(Source records)
>> start

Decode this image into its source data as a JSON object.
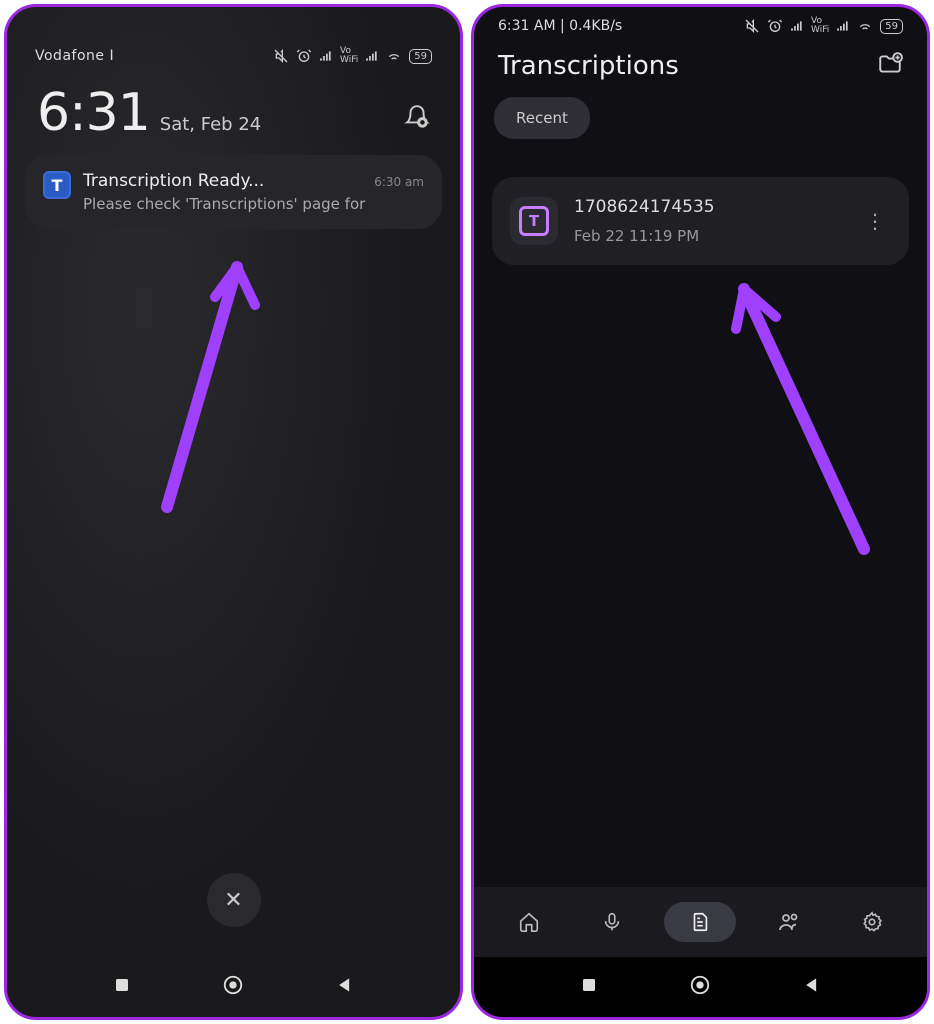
{
  "left": {
    "carrier": "Vodafone I",
    "battery": "59",
    "time": "6:31",
    "date": "Sat, Feb 24",
    "notification": {
      "icon_letter": "T",
      "title": "Transcription Ready...",
      "time": "6:30 am",
      "text": "Please check 'Transcriptions' page for"
    },
    "dismiss": "✕"
  },
  "right": {
    "status_text": "6:31 AM | 0.4KB/s",
    "battery": "59",
    "header_title": "Transcriptions",
    "chip_recent": "Recent",
    "item": {
      "icon_letter": "T",
      "title": "1708624174535",
      "sub": "Feb 22 11:19 PM",
      "more": "⋮"
    }
  }
}
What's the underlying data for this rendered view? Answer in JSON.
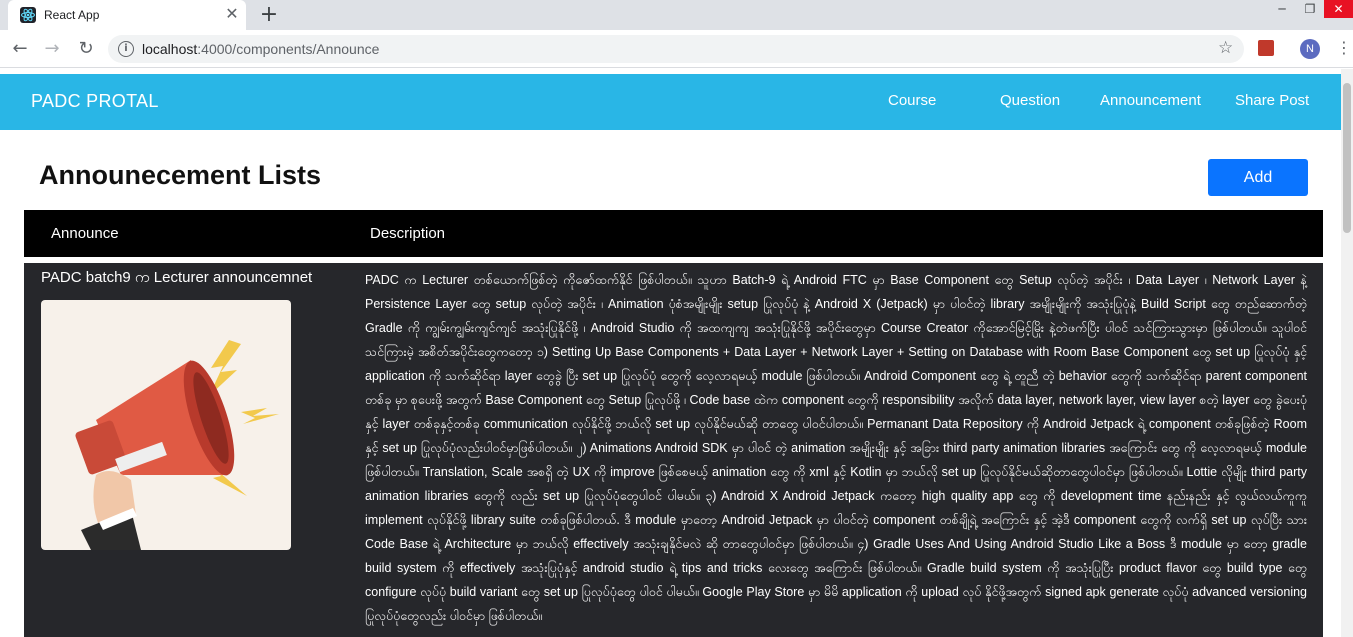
{
  "browser": {
    "tab_title": "React App",
    "tab_close_icon": "close-icon",
    "new_tab_icon": "plus-icon",
    "url_host": "localhost",
    "url_path": ":4000/components/Announce",
    "profile_initial": "N"
  },
  "navbar": {
    "brand": "PADC PROTAL",
    "links": [
      "Course",
      "Question",
      "Announcement",
      "Share Post"
    ],
    "color": "#29b6e6"
  },
  "page": {
    "title": "Announecement Lists",
    "add_button": "Add",
    "add_button_color": "#0a74ff"
  },
  "table": {
    "headers": [
      "Announce",
      "Description"
    ],
    "rows": [
      {
        "title": "PADC batch9 က Lecturer announcemnet",
        "image_icon": "megaphone-icon",
        "description": "PADC က Lecturer တစ်ယောက်ဖြစ်တဲ့ ကိုဇော်ထက်နိုင် ဖြစ်ပါတယ်။ သူဟာ Batch-9 ရဲ့ Android FTC မှာ Base Component တွေ Setup လုပ်တဲ့ အပိုင်း ၊ Data Layer ၊ Network Layer နဲ့ Persistence Layer တွေ setup လုပ်တဲ့ အပိုင်း ၊ Animation ပုံစံအမျိုးမျိုး setup ပြုလုပ်ပုံ နဲ့ Android X (Jetpack) မှာ ပါဝင်တဲ့ library အမျိုးမျိုးကို အသုံးပြုပုံနဲ့ Build Script တွေ တည်ဆောက်တဲ့ Gradle ကို ကျွမ်းကျွမ်းကျင်ကျင် အသုံးပြုနိုင်ဖို့ ၊ Android Studio ကို အထကျကျ အသုံးပြုနိုင်ဖို့ အပိုင်းတွေမှာ Course Creator ကိုအောင်မြင့်မြိုး နဲ့တဲဖက်ပြီး ပါဝင် သင်ကြားသွားမှာ ဖြစ်ပါတယ်။ သူပါဝင်သင်ကြားမဲ့ အစိတ်အပိုင်းတွေကတော့ ၁) Setting Up Base Components + Data Layer + Network Layer + Setting on Database with Room Base Component တွေ set up ပြုလုပ်ပုံ နှင့် application ကို သက်ဆိုင်ရာ layer တွေခွဲ ပြီး set up ပြုလုပ်ပုံ တွေကို လေ့လာရမယ့် module ဖြစ်ပါတယ်။ Android Component တွေ ရဲ့ တူညီ တဲ့ behavior တွေကို သက်ဆိုင်ရာ parent component တစ်ခု မှာ စုပေးဖို့ အတွက် Base Component တွေ Setup ပြုလုပ်ဖို့ ၊ Code base ထဲက component တွေကို responsibility အလိုက် data layer, network layer, view layer စတဲ့ layer တွေ ခွဲပေးပုံနှင့် layer တစ်ခုနှင့်တစ်ခု communication လုပ်နိုင်ဖို့ ဘယ်လို set up လုပ်နိုင်မယ်ဆို တာတွေ ပါဝင်ပါတယ်။ Permanant Data Repository ကို Android Jetpack ရဲ့ component တစ်ခုဖြစ်တဲ့ Room နှင့် set up ပြုလုပ်ပုံလည်းပါဝင်မှာဖြစ်ပါတယ်။ ၂) Animations Android SDK မှာ ပါဝင် တဲ့ animation အမျိုးမျိုး နှင့် အခြား third party animation libraries အကြောင်း တွေ ကို လေ့လာရမယ့် module ဖြစ်ပါတယ်။ Translation, Scale အစရှိ တဲ့ UX ကို improve ဖြစ်စေမယ့် animation တွေ ကို xml နှင့် Kotlin မှာ ဘယ်လို set up ပြုလုပ်နိုင်မယ်ဆိုတာတွေပါဝင်မှာ ဖြစ်ပါတယ်။ Lottie လိုမျိုး third party animation libraries တွေကို လည်း set up ပြုလုပ်ပုံတွေပါဝင် ပါမယ်။ ၃) Android X Android Jetpack ကတော့ high quality app တွေ ကို development time နည်းနည်း နှင့် လွယ်လယ်ကူကူ implement လုပ်နိုင်ဖို့ library suite တစ်ခုဖြစ်ပါတယ်. ဒီ module မှာတော့ Android Jetpack မှာ ပါဝင်တဲ့ component တစ်ချို့ရဲ့ အကြောင်း နှင့် အဲ့ဒီ component တွေကို လက်ရှိ set up လုပ်ပြီး သား Code Base ရဲ့ Architecture မှာ ဘယ်လို effectively အသုံးချနိုင်မလဲ ဆို တာတွေပါဝင်မှာ ဖြစ်ပါတယ်။ ၄) Gradle Uses And Using Android Studio Like a Boss ဒီ module မှာ တော့ gradle build system ကို effectively အသုံးပြုပုံနှင့် android studio ရဲ့ tips and tricks လေးတွေ အကြောင်း ဖြစ်ပါတယ်။ Gradle build system ကို အသုံးပြုပြီး product flavor တွေ build type တွေ configure လုပ်ပုံ build variant တွေ set up ပြုလုပ်ပုံတွေ ပါဝင် ပါမယ်။ Google Play Store မှာ မိမိ application ကို upload လုပ် နိုင်ဖို့အတွက် signed apk generate လုပ်ပုံ advanced versioning ပြုလုပ်ပုံတွေလည်း ပါဝင်မှာ ဖြစ်ပါတယ်။"
      }
    ]
  }
}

>> end

_Objective_. Restate every record exactly, please; do not copy the pictures.

_Task result_.
Decode this image into its source data as a JSON object.
{
  "left": {
    "carrier": "Vodafone I",
    "battery": "59",
    "time": "6:31",
    "date": "Sat, Feb 24",
    "notification": {
      "icon_letter": "T",
      "title": "Transcription Ready...",
      "time": "6:30 am",
      "text": "Please check 'Transcriptions' page for"
    },
    "dismiss": "✕"
  },
  "right": {
    "status_text": "6:31 AM | 0.4KB/s",
    "battery": "59",
    "header_title": "Transcriptions",
    "chip_recent": "Recent",
    "item": {
      "icon_letter": "T",
      "title": "1708624174535",
      "sub": "Feb 22 11:19 PM",
      "more": "⋮"
    }
  }
}
What's the underlying data for this rendered view? Answer in JSON.
{
  "browser": {
    "tab_title": "React App",
    "tab_close_icon": "close-icon",
    "new_tab_icon": "plus-icon",
    "url_host": "localhost",
    "url_path": ":4000/components/Announce",
    "profile_initial": "N"
  },
  "navbar": {
    "brand": "PADC PROTAL",
    "links": [
      "Course",
      "Question",
      "Announcement",
      "Share Post"
    ],
    "color": "#29b6e6"
  },
  "page": {
    "title": "Announecement Lists",
    "add_button": "Add",
    "add_button_color": "#0a74ff"
  },
  "table": {
    "headers": [
      "Announce",
      "Description"
    ],
    "rows": [
      {
        "title": "PADC batch9 က Lecturer announcemnet",
        "image_icon": "megaphone-icon",
        "description": "PADC က Lecturer တစ်ယောက်ဖြစ်တဲ့ ကိုဇော်ထက်နိုင် ဖြစ်ပါတယ်။ သူဟာ Batch-9 ရဲ့ Android FTC မှာ Base Component တွေ Setup လုပ်တဲ့ အပိုင်း ၊ Data Layer ၊ Network Layer နဲ့ Persistence Layer တွေ setup လုပ်တဲ့ အပိုင်း ၊ Animation ပုံစံအမျိုးမျိုး setup ပြုလုပ်ပုံ နဲ့ Android X (Jetpack) မှာ ပါဝင်တဲ့ library အမျိုးမျိုးကို အသုံးပြုပုံနဲ့ Build Script တွေ တည်ဆောက်တဲ့ Gradle ကို ကျွမ်းကျွမ်းကျင်ကျင် အသုံးပြုနိုင်ဖို့ ၊ Android Studio ကို အထကျကျ အသုံးပြုနိုင်ဖို့ အပိုင်းတွေမှာ Course Creator ကိုအောင်မြင့်မြိုး နဲ့တဲဖက်ပြီး ပါဝင် သင်ကြားသွားမှာ ဖြစ်ပါတယ်။ သူပါဝင်သင်ကြားမဲ့ အစိတ်အပိုင်းတွေကတော့ ၁) Setting Up Base Components + Data Layer + Network Layer + Setting on Database with Room Base Component တွေ set up ပြုလုပ်ပုံ နှင့် application ကို သက်ဆိုင်ရာ layer တွေခွဲ ပြီး set up ပြုလုပ်ပုံ တွေကို လေ့လာရမယ့် module ဖြစ်ပါတယ်။ Android Component တွေ ရဲ့ တူညီ တဲ့ behavior တွေကို သက်ဆိုင်ရာ parent component တစ်ခု မှာ စုပေးဖို့ အတွက် Base Component တွေ Setup ပြုလုပ်ဖို့ ၊ Code base ထဲက component တွေကို responsibility အလိုက် data layer, network layer, view layer စတဲ့ layer တွေ ခွဲပေးပုံနှင့် layer တစ်ခုနှင့်တစ်ခု communication လုပ်နိုင်ဖို့ ဘယ်လို set up လုပ်နိုင်မယ်ဆို တာတွေ ပါဝင်ပါတယ်။ Permanant Data Repository ကို Android Jetpack ရဲ့ component တစ်ခုဖြစ်တဲ့ Room နှင့် set up ပြုလုပ်ပုံလည်းပါဝင်မှာဖြစ်ပါတယ်။ ၂) Animations Android SDK မှာ ပါဝင် တဲ့ animation အမျိုးမျိုး နှင့် အခြား third party animation libraries အကြောင်း တွေ ကို လေ့လာရမယ့် module ဖြစ်ပါတယ်။ Translation, Scale အစရှိ တဲ့ UX ကို improve ဖြစ်စေမယ့် animation တွေ ကို xml နှင့် Kotlin မှာ ဘယ်လို set up ပြုလုပ်နိုင်မယ်ဆိုတာတွေပါဝင်မှာ ဖြစ်ပါတယ်။ Lottie လိုမျိုး third party animation libraries တွေကို လည်း set up ပြုလုပ်ပုံတွေပါဝင် ပါမယ်။ ၃) Android X Android Jetpack ကတော့ high quality app တွေ ကို development time နည်းနည်း နှင့် လွယ်လယ်ကူကူ implement လုပ်နိုင်ဖို့ library suite တစ်ခုဖြစ်ပါတယ်. ဒီ module မှာတော့ Android Jetpack မှာ ပါဝင်တဲ့ component တစ်ချို့ရဲ့ အကြောင်း နှင့် အဲ့ဒီ component တွေကို လက်ရှိ set up လုပ်ပြီး သား Code Base ရဲ့ Architecture မှာ ဘယ်လို effectively အသုံးချနိုင်မလဲ ဆို တာတွေပါဝင်မှာ ဖြစ်ပါတယ်။ ၄) Gradle Uses And Using Android Studio Like a Boss ဒီ module မှာ တော့ gradle build system ကို effectively အသုံးပြုပုံနှင့် android studio ရဲ့ tips and tricks လေးတွေ အကြောင်း ဖြစ်ပါတယ်။ Gradle build system ကို အသုံးပြုပြီး product flavor တွေ build type တွေ configure လုပ်ပုံ build variant တွေ set up ပြုလုပ်ပုံတွေ ပါဝင် ပါမယ်။ Google Play Store မှာ မိမိ application ကို upload လုပ် နိုင်ဖို့အတွက် signed apk generate လုပ်ပုံ advanced versioning ပြုလုပ်ပုံတွေလည်း ပါဝင်မှာ ဖြစ်ပါတယ်။"
      }
    ]
  }
}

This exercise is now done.